==== Records for the task ====

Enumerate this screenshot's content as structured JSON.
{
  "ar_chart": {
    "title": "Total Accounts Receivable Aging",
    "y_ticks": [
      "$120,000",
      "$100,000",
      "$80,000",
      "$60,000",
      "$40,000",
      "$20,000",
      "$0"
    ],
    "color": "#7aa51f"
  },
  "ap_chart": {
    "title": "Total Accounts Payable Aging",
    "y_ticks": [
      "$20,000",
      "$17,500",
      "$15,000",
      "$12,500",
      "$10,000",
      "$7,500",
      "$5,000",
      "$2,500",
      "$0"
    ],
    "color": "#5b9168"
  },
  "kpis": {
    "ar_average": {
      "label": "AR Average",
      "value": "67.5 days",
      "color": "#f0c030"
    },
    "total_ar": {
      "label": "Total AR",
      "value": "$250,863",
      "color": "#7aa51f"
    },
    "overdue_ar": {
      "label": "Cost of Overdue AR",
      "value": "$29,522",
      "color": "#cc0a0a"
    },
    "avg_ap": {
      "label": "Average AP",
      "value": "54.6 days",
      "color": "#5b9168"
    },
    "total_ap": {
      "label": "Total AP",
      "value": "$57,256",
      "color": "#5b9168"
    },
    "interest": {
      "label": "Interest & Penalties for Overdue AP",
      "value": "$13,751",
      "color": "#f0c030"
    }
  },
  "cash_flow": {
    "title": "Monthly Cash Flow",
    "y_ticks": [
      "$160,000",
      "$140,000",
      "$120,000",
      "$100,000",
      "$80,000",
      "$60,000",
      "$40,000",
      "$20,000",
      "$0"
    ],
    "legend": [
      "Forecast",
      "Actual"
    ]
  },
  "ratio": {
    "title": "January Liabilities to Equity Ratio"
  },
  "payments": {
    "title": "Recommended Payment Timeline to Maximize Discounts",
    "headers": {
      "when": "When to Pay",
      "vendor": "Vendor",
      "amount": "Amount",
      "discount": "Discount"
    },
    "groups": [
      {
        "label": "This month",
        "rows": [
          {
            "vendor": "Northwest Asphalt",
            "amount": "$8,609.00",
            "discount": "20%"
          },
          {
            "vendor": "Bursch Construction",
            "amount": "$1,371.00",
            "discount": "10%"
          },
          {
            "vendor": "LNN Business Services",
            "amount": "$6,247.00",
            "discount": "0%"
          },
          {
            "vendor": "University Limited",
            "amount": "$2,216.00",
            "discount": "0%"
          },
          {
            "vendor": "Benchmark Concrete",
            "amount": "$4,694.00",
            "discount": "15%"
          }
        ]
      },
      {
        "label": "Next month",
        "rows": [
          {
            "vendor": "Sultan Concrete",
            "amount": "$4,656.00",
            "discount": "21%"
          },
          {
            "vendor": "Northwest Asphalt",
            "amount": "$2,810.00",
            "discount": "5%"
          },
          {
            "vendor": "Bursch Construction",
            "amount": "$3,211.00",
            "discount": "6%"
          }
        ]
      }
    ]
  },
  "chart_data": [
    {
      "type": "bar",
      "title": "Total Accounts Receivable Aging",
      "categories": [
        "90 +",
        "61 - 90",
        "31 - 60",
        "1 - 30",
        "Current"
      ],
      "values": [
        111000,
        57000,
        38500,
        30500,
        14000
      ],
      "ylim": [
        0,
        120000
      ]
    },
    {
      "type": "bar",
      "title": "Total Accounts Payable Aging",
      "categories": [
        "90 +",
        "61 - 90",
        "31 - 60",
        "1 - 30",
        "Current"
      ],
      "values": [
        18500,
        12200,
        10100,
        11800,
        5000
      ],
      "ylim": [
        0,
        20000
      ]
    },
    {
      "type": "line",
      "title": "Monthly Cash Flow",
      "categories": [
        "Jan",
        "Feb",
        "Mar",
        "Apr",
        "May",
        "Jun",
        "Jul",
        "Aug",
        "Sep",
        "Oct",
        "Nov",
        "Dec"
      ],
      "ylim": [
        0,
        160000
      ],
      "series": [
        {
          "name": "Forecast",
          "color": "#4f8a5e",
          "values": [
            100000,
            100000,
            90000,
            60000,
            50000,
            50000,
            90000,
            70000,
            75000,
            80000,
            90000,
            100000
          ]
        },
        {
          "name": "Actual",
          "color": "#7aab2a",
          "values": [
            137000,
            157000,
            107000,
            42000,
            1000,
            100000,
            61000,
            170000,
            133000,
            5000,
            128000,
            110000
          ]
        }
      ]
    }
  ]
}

====
==== Records for the task ====

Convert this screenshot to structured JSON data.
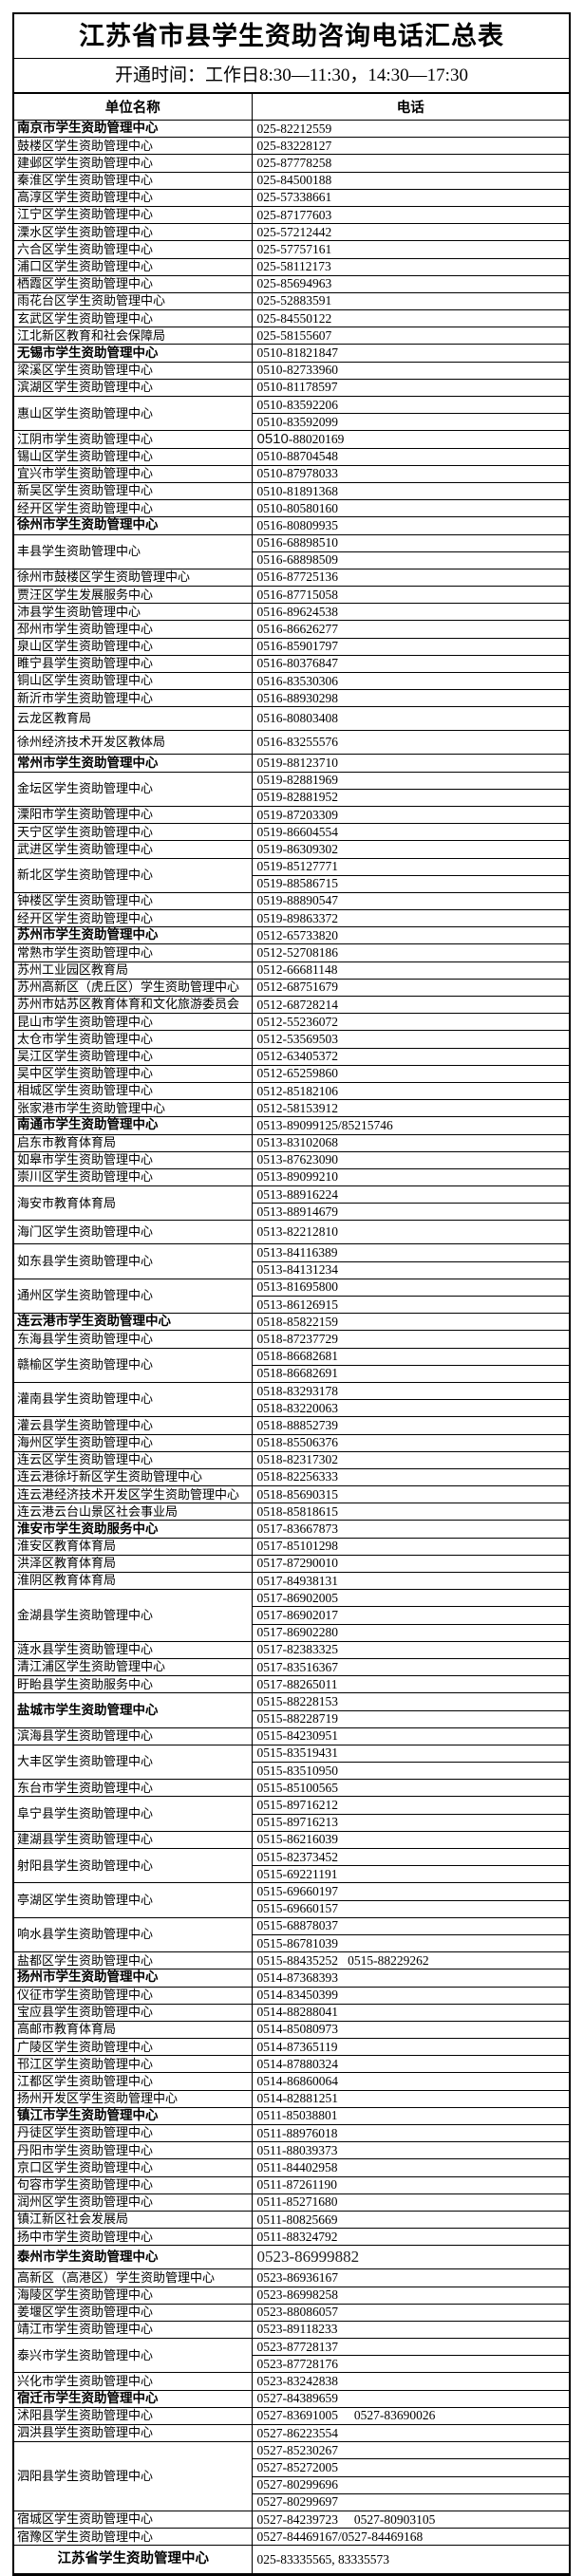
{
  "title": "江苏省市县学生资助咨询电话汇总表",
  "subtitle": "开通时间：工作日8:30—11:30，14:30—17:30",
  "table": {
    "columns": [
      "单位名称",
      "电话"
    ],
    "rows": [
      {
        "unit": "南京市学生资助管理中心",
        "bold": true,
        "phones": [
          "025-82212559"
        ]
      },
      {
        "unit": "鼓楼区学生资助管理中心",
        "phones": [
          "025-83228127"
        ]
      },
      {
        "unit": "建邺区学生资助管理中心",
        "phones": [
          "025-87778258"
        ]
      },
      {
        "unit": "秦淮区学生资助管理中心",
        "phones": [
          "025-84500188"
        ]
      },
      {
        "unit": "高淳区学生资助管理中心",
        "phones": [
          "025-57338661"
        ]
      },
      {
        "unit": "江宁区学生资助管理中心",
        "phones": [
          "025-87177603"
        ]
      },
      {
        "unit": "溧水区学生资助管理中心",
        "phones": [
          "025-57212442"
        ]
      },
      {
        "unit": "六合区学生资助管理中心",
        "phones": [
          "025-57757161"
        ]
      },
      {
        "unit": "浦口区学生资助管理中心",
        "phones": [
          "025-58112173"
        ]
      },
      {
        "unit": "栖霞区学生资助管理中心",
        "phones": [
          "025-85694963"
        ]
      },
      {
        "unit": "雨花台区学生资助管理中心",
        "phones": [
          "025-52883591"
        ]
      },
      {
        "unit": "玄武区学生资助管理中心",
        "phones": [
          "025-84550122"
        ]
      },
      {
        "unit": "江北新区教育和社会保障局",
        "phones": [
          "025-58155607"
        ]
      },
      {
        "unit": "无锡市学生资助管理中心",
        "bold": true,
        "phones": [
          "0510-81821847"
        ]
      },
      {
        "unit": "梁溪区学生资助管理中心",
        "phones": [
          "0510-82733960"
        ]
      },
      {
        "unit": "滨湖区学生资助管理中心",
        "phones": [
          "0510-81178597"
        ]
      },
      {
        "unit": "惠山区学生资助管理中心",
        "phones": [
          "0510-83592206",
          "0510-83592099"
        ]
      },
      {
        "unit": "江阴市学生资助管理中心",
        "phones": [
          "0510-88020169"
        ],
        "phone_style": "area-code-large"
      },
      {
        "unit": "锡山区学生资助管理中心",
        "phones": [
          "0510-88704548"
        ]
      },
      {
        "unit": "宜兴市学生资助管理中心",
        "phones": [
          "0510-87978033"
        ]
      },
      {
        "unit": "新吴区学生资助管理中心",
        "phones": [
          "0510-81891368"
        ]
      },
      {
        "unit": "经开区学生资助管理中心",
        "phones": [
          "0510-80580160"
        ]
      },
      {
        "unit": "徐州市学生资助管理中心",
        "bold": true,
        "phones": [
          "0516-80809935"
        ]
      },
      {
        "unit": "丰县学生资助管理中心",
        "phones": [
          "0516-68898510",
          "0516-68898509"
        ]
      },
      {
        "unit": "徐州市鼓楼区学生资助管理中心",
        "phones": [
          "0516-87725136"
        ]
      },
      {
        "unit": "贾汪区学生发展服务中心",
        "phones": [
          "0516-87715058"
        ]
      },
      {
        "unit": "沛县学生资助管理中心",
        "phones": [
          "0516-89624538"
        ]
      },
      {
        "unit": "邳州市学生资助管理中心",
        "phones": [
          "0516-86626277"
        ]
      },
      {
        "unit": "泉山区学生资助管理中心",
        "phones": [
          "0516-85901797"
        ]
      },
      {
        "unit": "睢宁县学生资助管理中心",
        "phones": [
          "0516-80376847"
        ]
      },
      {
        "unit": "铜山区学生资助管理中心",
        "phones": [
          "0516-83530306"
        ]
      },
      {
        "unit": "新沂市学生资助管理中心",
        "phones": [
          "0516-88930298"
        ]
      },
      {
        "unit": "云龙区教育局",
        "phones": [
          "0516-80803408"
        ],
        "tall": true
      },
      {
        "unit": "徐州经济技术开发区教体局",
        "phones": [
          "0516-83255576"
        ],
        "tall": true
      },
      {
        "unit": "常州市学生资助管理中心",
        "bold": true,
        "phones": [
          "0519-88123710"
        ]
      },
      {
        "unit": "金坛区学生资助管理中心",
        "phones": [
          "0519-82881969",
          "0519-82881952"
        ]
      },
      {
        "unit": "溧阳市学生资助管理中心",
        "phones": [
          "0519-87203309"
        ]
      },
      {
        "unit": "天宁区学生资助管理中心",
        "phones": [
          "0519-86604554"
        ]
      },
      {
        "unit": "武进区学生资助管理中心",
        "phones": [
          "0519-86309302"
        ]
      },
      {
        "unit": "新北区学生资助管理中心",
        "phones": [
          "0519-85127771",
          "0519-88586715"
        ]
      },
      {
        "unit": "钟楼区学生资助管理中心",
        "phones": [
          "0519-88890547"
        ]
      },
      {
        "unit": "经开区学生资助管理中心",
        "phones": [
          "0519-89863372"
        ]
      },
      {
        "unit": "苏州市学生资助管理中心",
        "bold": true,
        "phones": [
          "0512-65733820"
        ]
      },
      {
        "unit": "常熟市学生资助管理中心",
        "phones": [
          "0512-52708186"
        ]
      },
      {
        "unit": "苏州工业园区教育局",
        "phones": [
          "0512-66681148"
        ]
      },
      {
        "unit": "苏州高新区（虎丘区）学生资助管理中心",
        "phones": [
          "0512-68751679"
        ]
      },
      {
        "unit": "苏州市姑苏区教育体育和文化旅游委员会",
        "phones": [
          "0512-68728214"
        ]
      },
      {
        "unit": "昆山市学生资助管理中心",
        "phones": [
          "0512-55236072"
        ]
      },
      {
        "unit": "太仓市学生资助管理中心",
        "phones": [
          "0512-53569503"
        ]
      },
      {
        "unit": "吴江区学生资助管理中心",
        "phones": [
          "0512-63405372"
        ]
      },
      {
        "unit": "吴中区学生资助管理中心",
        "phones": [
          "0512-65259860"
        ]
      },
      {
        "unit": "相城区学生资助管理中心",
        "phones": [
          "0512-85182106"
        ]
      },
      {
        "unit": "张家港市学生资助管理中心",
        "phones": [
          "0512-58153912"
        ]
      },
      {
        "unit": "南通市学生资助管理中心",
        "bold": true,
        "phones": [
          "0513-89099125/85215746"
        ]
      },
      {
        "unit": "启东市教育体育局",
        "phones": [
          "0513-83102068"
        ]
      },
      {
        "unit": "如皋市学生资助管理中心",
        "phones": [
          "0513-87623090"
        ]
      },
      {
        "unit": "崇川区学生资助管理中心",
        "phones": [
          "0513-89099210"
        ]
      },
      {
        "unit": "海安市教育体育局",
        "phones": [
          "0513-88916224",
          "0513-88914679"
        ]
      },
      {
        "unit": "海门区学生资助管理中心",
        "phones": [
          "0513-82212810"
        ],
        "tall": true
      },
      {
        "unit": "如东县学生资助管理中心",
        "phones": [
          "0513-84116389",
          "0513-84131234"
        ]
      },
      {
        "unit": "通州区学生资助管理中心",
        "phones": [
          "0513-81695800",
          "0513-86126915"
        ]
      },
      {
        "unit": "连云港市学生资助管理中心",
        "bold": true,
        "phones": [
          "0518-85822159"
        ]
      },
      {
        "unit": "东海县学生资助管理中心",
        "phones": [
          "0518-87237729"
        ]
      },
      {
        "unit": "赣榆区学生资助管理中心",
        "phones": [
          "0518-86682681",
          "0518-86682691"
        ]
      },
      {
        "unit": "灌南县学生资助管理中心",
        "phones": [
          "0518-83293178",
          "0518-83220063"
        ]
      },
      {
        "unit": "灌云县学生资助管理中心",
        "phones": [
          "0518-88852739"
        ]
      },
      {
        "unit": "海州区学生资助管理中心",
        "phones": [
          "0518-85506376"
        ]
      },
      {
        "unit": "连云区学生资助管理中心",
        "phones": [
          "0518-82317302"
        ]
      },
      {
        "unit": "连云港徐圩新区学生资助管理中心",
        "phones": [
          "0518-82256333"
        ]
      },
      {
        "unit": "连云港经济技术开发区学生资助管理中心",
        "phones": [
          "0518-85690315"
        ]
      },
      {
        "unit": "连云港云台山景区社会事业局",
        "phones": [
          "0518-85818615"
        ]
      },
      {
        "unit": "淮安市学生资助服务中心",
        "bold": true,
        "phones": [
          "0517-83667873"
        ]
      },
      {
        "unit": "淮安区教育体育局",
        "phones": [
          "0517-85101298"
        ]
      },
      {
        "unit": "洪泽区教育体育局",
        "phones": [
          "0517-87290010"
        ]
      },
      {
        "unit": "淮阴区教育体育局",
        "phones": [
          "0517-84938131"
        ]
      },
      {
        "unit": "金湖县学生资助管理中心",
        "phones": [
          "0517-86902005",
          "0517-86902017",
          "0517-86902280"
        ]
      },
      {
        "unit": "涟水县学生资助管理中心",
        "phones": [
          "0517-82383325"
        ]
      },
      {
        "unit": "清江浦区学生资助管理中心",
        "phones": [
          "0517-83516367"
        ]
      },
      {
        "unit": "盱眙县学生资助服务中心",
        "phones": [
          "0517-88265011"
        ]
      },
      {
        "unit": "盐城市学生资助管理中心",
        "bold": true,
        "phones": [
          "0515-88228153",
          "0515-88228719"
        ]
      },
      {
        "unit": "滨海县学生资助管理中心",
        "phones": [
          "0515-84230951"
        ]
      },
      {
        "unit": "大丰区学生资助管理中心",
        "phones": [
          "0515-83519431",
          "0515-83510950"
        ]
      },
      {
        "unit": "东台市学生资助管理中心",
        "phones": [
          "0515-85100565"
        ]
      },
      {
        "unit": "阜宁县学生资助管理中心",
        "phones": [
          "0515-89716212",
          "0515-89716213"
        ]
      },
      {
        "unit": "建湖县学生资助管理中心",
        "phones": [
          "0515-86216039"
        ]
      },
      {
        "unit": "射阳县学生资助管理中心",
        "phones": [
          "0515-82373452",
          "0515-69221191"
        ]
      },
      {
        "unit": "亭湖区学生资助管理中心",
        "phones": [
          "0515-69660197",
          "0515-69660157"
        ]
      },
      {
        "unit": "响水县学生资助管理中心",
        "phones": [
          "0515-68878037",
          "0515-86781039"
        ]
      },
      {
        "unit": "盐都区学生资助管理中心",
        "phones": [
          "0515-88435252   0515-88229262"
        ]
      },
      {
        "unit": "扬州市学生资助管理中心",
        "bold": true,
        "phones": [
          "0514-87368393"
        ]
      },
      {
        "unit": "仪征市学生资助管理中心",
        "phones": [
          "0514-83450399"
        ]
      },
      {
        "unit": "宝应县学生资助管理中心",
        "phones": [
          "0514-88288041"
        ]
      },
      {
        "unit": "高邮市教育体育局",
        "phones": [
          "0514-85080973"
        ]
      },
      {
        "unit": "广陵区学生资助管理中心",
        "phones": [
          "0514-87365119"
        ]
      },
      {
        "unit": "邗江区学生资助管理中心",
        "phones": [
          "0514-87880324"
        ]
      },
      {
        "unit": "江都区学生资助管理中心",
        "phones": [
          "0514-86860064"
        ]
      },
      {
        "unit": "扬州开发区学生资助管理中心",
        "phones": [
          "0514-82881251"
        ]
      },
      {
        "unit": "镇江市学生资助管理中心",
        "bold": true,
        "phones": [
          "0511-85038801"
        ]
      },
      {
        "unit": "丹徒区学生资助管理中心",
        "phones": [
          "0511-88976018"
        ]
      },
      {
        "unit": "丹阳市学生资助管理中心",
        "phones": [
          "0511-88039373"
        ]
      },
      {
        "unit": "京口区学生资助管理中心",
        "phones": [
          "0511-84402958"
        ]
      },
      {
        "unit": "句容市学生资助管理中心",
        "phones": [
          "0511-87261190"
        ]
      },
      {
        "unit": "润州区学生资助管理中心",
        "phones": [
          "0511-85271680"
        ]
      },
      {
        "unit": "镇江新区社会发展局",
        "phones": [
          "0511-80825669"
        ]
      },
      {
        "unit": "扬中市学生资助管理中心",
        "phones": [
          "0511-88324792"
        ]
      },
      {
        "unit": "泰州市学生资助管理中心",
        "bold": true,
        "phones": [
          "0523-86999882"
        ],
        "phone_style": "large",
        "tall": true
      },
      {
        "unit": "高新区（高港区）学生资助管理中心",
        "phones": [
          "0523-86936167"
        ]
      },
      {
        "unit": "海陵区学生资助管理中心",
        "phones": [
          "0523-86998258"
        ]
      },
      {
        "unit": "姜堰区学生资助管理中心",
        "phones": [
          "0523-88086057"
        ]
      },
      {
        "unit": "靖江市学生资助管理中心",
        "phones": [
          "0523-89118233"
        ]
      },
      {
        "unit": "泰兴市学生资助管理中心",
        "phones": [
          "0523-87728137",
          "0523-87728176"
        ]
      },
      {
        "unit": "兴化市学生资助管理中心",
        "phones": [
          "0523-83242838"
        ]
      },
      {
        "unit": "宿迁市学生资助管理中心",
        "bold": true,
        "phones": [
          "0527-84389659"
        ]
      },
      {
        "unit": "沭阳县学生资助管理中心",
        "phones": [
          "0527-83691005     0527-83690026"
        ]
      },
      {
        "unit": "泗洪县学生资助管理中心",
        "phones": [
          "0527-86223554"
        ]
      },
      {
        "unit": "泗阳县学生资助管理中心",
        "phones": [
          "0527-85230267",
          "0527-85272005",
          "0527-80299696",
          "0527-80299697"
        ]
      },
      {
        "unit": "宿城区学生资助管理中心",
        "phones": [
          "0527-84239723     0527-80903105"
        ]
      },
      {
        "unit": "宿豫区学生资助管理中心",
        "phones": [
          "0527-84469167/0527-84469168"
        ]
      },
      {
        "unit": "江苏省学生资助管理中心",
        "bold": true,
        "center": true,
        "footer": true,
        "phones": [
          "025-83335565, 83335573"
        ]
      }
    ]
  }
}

====
==== Records for the task ====

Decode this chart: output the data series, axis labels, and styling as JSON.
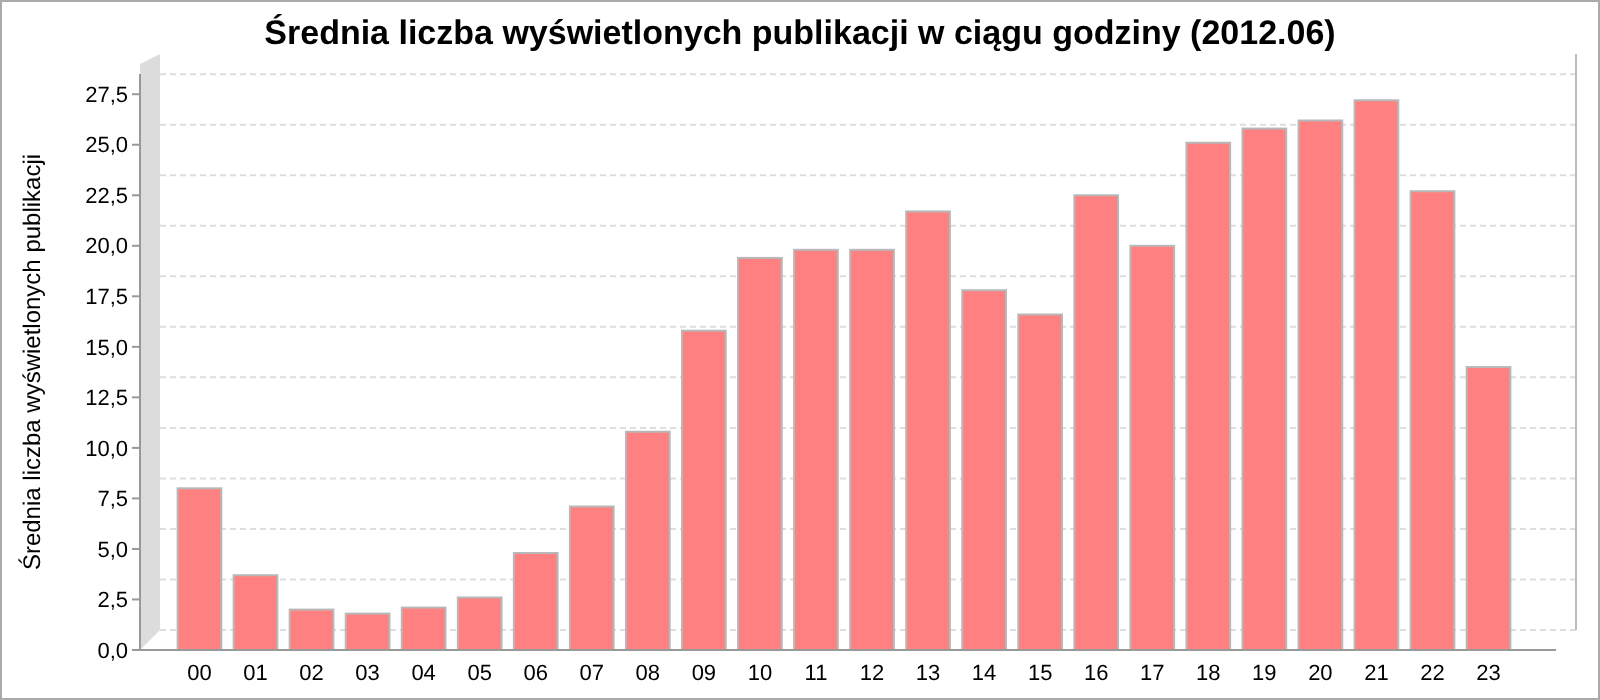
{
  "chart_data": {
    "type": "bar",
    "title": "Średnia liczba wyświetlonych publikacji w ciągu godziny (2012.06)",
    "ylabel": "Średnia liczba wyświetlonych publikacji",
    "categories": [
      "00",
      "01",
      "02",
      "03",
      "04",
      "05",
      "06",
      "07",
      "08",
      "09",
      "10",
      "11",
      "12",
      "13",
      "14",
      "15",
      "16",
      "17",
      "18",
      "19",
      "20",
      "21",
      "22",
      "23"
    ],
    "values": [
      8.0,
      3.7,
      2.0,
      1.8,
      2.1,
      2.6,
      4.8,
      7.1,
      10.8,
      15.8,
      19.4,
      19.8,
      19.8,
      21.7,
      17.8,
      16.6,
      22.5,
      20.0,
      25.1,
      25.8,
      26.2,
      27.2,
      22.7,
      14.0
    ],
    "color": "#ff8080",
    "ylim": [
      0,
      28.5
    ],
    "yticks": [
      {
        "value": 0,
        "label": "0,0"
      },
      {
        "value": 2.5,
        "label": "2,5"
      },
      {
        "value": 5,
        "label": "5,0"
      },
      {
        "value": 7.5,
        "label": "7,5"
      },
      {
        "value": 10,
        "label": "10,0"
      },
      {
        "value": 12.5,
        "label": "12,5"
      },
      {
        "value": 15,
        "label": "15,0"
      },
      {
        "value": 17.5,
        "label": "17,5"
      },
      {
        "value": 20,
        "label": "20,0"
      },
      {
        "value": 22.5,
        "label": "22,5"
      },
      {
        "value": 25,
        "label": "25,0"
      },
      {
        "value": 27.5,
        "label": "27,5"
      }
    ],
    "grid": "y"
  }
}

====

Go through the data and gather every line that holds "Monthly".

    "title": "Monthly Cash Flow",
      "title": "Monthly Cash Flow",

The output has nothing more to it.